Go through the material below and copy each line where the word "source" appears.

+-------+

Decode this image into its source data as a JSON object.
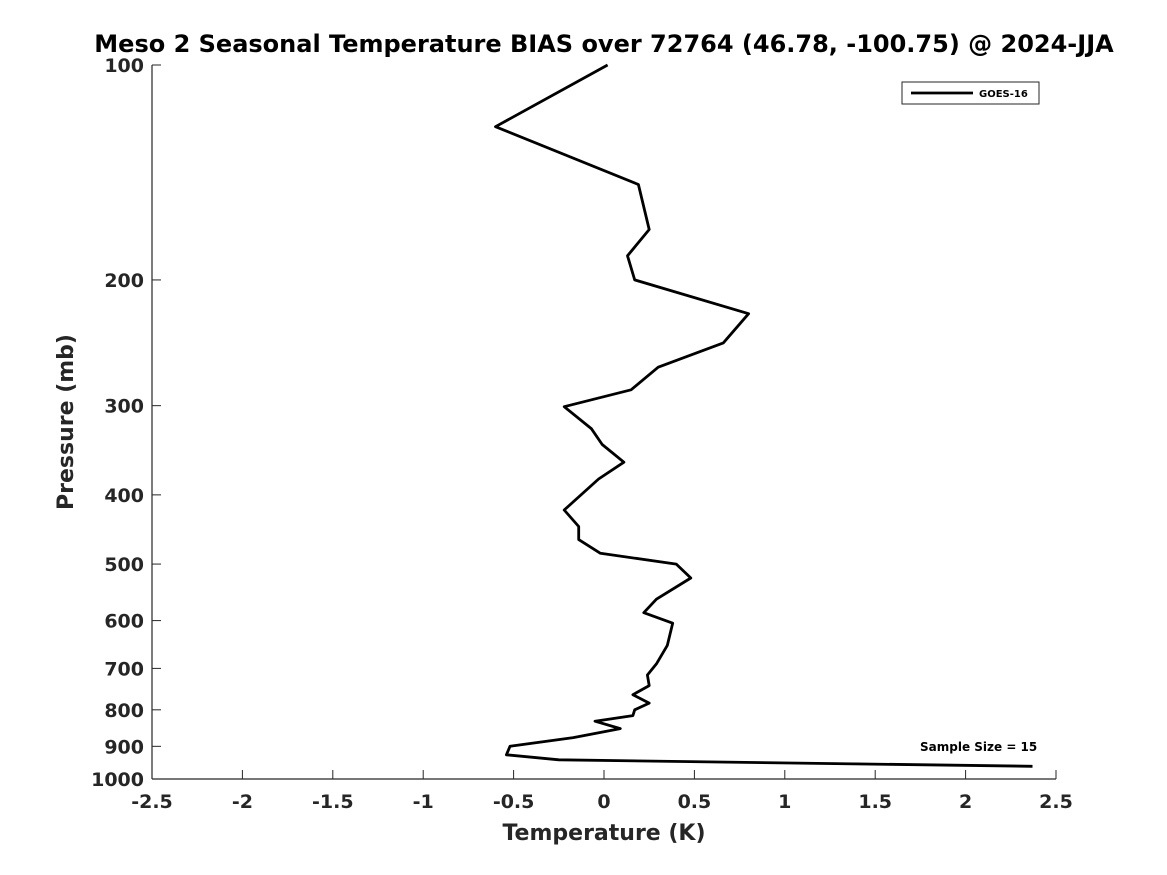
{
  "chart_data": {
    "type": "line",
    "title": "Meso 2 Seasonal Temperature BIAS over 72764 (46.78, -100.75) @ 2024-JJA",
    "xlabel": "Temperature (K)",
    "ylabel": "Pressure (mb)",
    "xlim": [
      -2.5,
      2.5
    ],
    "ylim": [
      100,
      1000
    ],
    "y_scale": "log",
    "y_reversed": true,
    "x_ticks": [
      -2.5,
      -2,
      -1.5,
      -1,
      -0.5,
      0,
      0.5,
      1,
      1.5,
      2,
      2.5
    ],
    "x_tick_labels": [
      "-2.5",
      "-2",
      "-1.5",
      "-1",
      "-0.5",
      "0",
      "0.5",
      "1",
      "1.5",
      "2",
      "2.5"
    ],
    "y_ticks": [
      100,
      200,
      300,
      400,
      500,
      600,
      700,
      800,
      900,
      1000
    ],
    "y_tick_labels": [
      "100",
      "200",
      "300",
      "400",
      "500",
      "600",
      "700",
      "800",
      "900",
      "1000"
    ],
    "grid": false,
    "legend_position": "top-right",
    "line_color": "#000000",
    "series": [
      {
        "name": "GOES-16",
        "points": [
          {
            "x": 0.02,
            "p": 100
          },
          {
            "x": -0.6,
            "p": 122
          },
          {
            "x": 0.19,
            "p": 147
          },
          {
            "x": 0.25,
            "p": 170
          },
          {
            "x": 0.13,
            "p": 185
          },
          {
            "x": 0.17,
            "p": 200
          },
          {
            "x": 0.8,
            "p": 223
          },
          {
            "x": 0.66,
            "p": 245
          },
          {
            "x": 0.3,
            "p": 265
          },
          {
            "x": 0.15,
            "p": 285
          },
          {
            "x": -0.22,
            "p": 301
          },
          {
            "x": -0.07,
            "p": 323
          },
          {
            "x": -0.01,
            "p": 340
          },
          {
            "x": 0.11,
            "p": 360
          },
          {
            "x": -0.03,
            "p": 380
          },
          {
            "x": -0.22,
            "p": 420
          },
          {
            "x": -0.14,
            "p": 443
          },
          {
            "x": -0.14,
            "p": 462
          },
          {
            "x": -0.02,
            "p": 483
          },
          {
            "x": 0.4,
            "p": 500
          },
          {
            "x": 0.48,
            "p": 523
          },
          {
            "x": 0.29,
            "p": 560
          },
          {
            "x": 0.22,
            "p": 585
          },
          {
            "x": 0.38,
            "p": 605
          },
          {
            "x": 0.35,
            "p": 650
          },
          {
            "x": 0.29,
            "p": 690
          },
          {
            "x": 0.24,
            "p": 715
          },
          {
            "x": 0.25,
            "p": 740
          },
          {
            "x": 0.16,
            "p": 762
          },
          {
            "x": 0.25,
            "p": 783
          },
          {
            "x": 0.17,
            "p": 800
          },
          {
            "x": 0.16,
            "p": 815
          },
          {
            "x": -0.05,
            "p": 830
          },
          {
            "x": 0.09,
            "p": 850
          },
          {
            "x": -0.17,
            "p": 875
          },
          {
            "x": -0.52,
            "p": 900
          },
          {
            "x": -0.54,
            "p": 925
          },
          {
            "x": -0.25,
            "p": 940
          },
          {
            "x": 2.37,
            "p": 960
          }
        ]
      }
    ],
    "annotation": "Sample Size = 15"
  }
}
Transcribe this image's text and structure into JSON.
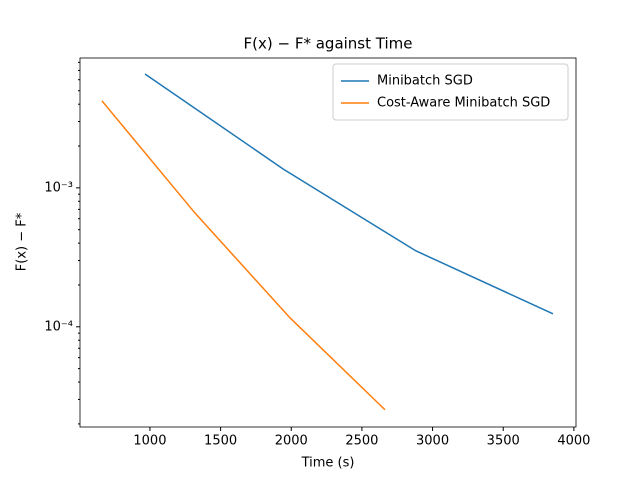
{
  "chart_data": {
    "type": "line",
    "title": "F(x) − F* against Time",
    "xlabel": "Time (s)",
    "ylabel": "F(x) − F*",
    "xlim": [
      505,
      4015
    ],
    "xticks": [
      1000,
      1500,
      2000,
      2500,
      3000,
      3500,
      4000
    ],
    "ylim": [
      1.9e-05,
      0.0086
    ],
    "yscale": "log",
    "yticks": [
      {
        "value": 0.0001,
        "label": "10⁻⁴"
      },
      {
        "value": 0.001,
        "label": "10⁻³"
      }
    ],
    "yminorticks": [
      2e-05,
      3e-05,
      4e-05,
      5e-05,
      6e-05,
      7e-05,
      8e-05,
      9e-05,
      0.0002,
      0.0003,
      0.0004,
      0.0005,
      0.0006,
      0.0007,
      0.0008,
      0.0009,
      0.002,
      0.003,
      0.004,
      0.005,
      0.006,
      0.007,
      0.008
    ],
    "legend": "upper right",
    "series": [
      {
        "name": "Minibatch SGD",
        "color": "#1f77b4",
        "x": [
          965,
          1941,
          2882,
          3852
        ],
        "values": [
          0.0066,
          0.00137,
          0.000352,
          0.000124
        ]
      },
      {
        "name": "Cost-Aware Minibatch SGD",
        "color": "#ff7f0e",
        "x": [
          660,
          1318,
          1991,
          2663
        ],
        "values": [
          0.00423,
          0.00066,
          0.000116,
          2.53e-05
        ]
      }
    ]
  }
}
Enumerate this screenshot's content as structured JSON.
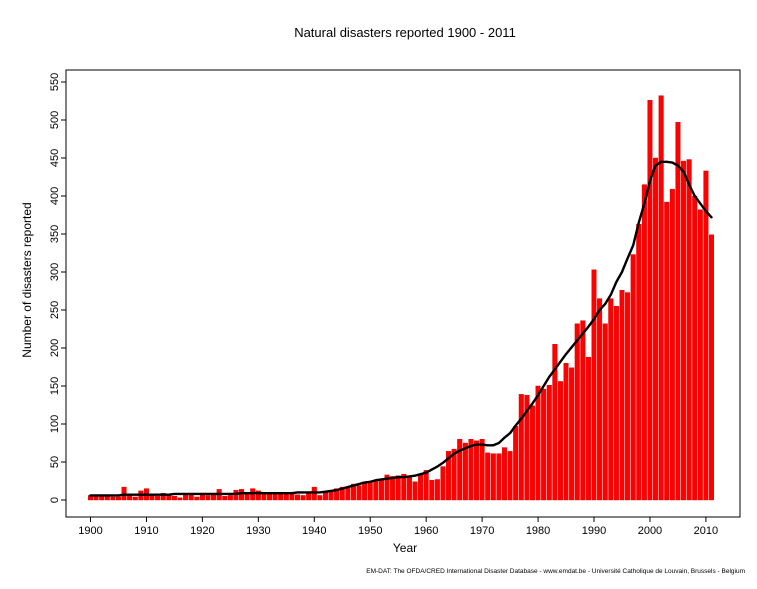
{
  "chart_data": {
    "type": "bar",
    "title": "Natural disasters reported 1900 - 2011",
    "xlabel": "Year",
    "ylabel": "Number of disasters reported",
    "source": "EM-DAT: The OFDA/CRED International Disaster Database - www.emdat.be - Université Catholique  de Louvain, Brussels - Belgium",
    "xlim": [
      1900,
      2011
    ],
    "ylim": [
      0,
      550
    ],
    "x_ticks": [
      "1900",
      "1910",
      "1920",
      "1930",
      "1940",
      "1950",
      "1960",
      "1970",
      "1980",
      "1990",
      "2000",
      "2010"
    ],
    "y_ticks": [
      "0",
      "50",
      "100",
      "150",
      "200",
      "250",
      "300",
      "350",
      "400",
      "450",
      "500",
      "550"
    ],
    "bar_color": "#ff0000",
    "bar_edge_color": "#cc0000",
    "trend_color": "#000000",
    "grid": false,
    "x": [
      1900,
      1901,
      1902,
      1903,
      1904,
      1905,
      1906,
      1907,
      1908,
      1909,
      1910,
      1911,
      1912,
      1913,
      1914,
      1915,
      1916,
      1917,
      1918,
      1919,
      1920,
      1921,
      1922,
      1923,
      1924,
      1925,
      1926,
      1927,
      1928,
      1929,
      1930,
      1931,
      1932,
      1933,
      1934,
      1935,
      1936,
      1937,
      1938,
      1939,
      1940,
      1941,
      1942,
      1943,
      1944,
      1945,
      1946,
      1947,
      1948,
      1949,
      1950,
      1951,
      1952,
      1953,
      1954,
      1955,
      1956,
      1957,
      1958,
      1959,
      1960,
      1961,
      1962,
      1963,
      1964,
      1965,
      1966,
      1967,
      1968,
      1969,
      1970,
      1971,
      1972,
      1973,
      1974,
      1975,
      1976,
      1977,
      1978,
      1979,
      1980,
      1981,
      1982,
      1983,
      1984,
      1985,
      1986,
      1987,
      1988,
      1989,
      1990,
      1991,
      1992,
      1993,
      1994,
      1995,
      1996,
      1997,
      1998,
      1999,
      2000,
      2001,
      2002,
      2003,
      2004,
      2005,
      2006,
      2007,
      2008,
      2009,
      2010,
      2011
    ],
    "values": [
      6,
      5,
      7,
      7,
      4,
      4,
      17,
      6,
      4,
      12,
      15,
      7,
      5,
      9,
      7,
      5,
      3,
      8,
      8,
      4,
      7,
      6,
      7,
      14,
      5,
      6,
      13,
      14,
      8,
      15,
      12,
      8,
      9,
      10,
      9,
      9,
      10,
      7,
      6,
      11,
      17,
      6,
      10,
      13,
      15,
      17,
      16,
      21,
      19,
      24,
      24,
      26,
      27,
      33,
      31,
      32,
      34,
      31,
      24,
      34,
      39,
      26,
      27,
      44,
      64,
      67,
      80,
      75,
      80,
      78,
      80,
      62,
      61,
      61,
      69,
      64,
      97,
      139,
      138,
      124,
      150,
      146,
      151,
      205,
      156,
      180,
      174,
      232,
      236,
      188,
      303,
      265,
      232,
      265,
      255,
      276,
      273,
      323,
      363,
      415,
      526,
      450,
      532,
      392,
      409,
      497,
      446,
      448,
      400,
      382,
      433,
      349
    ],
    "trend": [
      6,
      6,
      6,
      6,
      6,
      6,
      7,
      7,
      7,
      7,
      7,
      7,
      7,
      7,
      7,
      8,
      8,
      8,
      8,
      8,
      8,
      8,
      8,
      8,
      8,
      8,
      8,
      9,
      9,
      9,
      9,
      9,
      9,
      9,
      9,
      9,
      9,
      10,
      10,
      10,
      10,
      10,
      11,
      12,
      13,
      15,
      17,
      19,
      21,
      23,
      24,
      26,
      27,
      28,
      29,
      30,
      30,
      31,
      32,
      34,
      36,
      40,
      44,
      49,
      55,
      61,
      65,
      68,
      71,
      73,
      73,
      72,
      72,
      75,
      82,
      88,
      98,
      107,
      117,
      127,
      138,
      150,
      162,
      172,
      182,
      192,
      201,
      210,
      219,
      228,
      238,
      250,
      258,
      270,
      287,
      300,
      318,
      335,
      365,
      390,
      420,
      440,
      445,
      445,
      444,
      440,
      432,
      415,
      400,
      390,
      380,
      372
    ]
  }
}
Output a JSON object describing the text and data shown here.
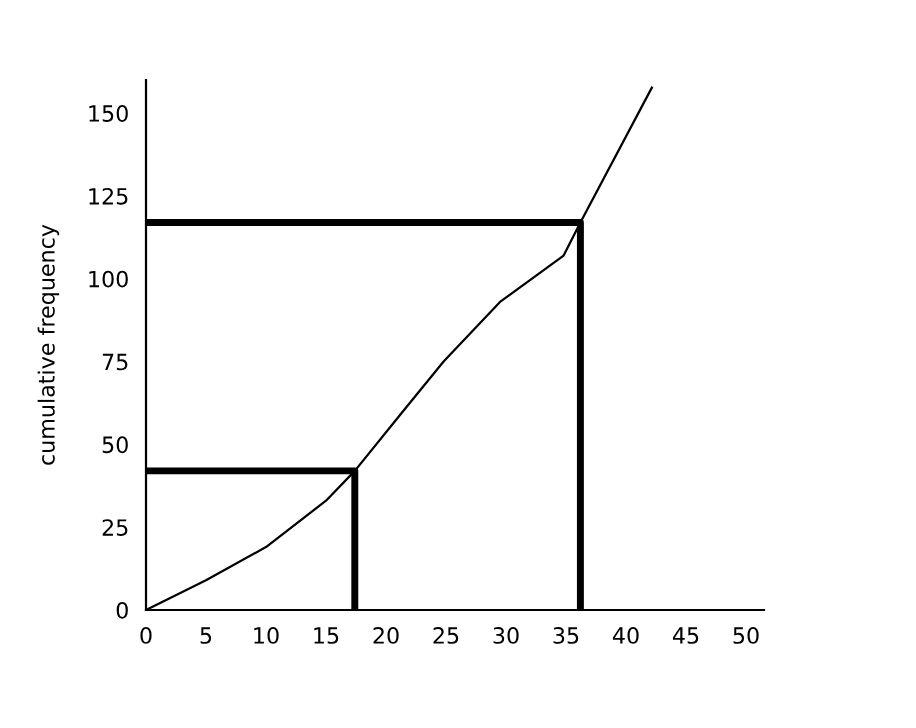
{
  "chart_data": {
    "type": "line",
    "ylabel": "cumulative frequency",
    "xlim": [
      0,
      51.5
    ],
    "ylim": [
      0,
      160
    ],
    "xticks": [
      0,
      5,
      10,
      15,
      20,
      25,
      30,
      35,
      40,
      45,
      50
    ],
    "yticks": [
      0,
      25,
      50,
      75,
      100,
      125,
      150
    ],
    "grid": false,
    "legend": false,
    "marker": "none",
    "line_style": "solid",
    "series": [
      {
        "color": "#000000",
        "x": [
          0,
          5,
          10,
          15,
          17.4,
          21.2,
          24.8,
          29.5,
          34.8,
          36.2,
          42.2
        ],
        "values": [
          0,
          9,
          19,
          33,
          42,
          59,
          75,
          93,
          107,
          117,
          158
        ]
      },
      {
        "color": "#000000",
        "x": [
          0,
          17.4,
          17.4
        ],
        "values": [
          42,
          42,
          0
        ]
      },
      {
        "color": "#000000",
        "x": [
          0,
          36.2,
          36.2
        ],
        "values": [
          117,
          117,
          0
        ]
      }
    ]
  }
}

+-------+

◆ THE RESPONSE ◆
Decode this image into its source data as a JSON object.
    "source": "EM-DAT: The OFDA/CRED International Disaster Database - www.emdat.be - Université Catholique  de Louvain, Brussels - Belgium",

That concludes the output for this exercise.